## BEGIN

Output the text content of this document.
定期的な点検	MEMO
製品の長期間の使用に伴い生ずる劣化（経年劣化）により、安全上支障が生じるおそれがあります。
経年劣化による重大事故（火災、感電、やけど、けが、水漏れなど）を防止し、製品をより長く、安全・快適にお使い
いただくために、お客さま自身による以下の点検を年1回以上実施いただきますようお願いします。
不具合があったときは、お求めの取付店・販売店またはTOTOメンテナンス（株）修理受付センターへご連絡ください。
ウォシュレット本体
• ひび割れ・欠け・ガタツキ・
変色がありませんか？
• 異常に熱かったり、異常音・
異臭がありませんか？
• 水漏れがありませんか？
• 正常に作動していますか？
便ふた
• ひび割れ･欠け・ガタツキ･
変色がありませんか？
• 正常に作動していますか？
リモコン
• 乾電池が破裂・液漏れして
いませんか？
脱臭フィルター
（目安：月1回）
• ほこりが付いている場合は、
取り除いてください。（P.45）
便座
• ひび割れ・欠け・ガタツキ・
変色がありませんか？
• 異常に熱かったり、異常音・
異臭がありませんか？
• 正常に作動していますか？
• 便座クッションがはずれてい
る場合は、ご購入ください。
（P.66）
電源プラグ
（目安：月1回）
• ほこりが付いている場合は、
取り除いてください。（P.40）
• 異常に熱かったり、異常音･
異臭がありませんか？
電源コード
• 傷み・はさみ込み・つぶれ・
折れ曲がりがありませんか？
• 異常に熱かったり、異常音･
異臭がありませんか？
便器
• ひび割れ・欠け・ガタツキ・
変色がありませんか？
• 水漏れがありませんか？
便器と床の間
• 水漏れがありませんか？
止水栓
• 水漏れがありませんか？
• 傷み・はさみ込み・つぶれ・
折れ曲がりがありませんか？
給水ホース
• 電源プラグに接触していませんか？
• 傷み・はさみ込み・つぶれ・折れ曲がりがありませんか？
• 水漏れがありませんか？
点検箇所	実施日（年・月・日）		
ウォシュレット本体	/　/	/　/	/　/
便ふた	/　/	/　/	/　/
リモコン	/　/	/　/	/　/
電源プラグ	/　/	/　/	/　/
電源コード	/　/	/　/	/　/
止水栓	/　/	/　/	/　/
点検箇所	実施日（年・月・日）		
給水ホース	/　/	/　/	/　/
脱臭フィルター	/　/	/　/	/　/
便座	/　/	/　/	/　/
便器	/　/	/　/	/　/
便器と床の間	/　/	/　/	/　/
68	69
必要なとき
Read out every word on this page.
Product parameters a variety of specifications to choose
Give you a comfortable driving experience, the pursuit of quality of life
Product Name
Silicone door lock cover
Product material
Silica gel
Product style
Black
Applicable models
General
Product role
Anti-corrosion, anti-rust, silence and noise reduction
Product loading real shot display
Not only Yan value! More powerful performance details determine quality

## END

Written problem:
Among the lines above, count those containing the word "this" and give nothing but the result.

Result below:
2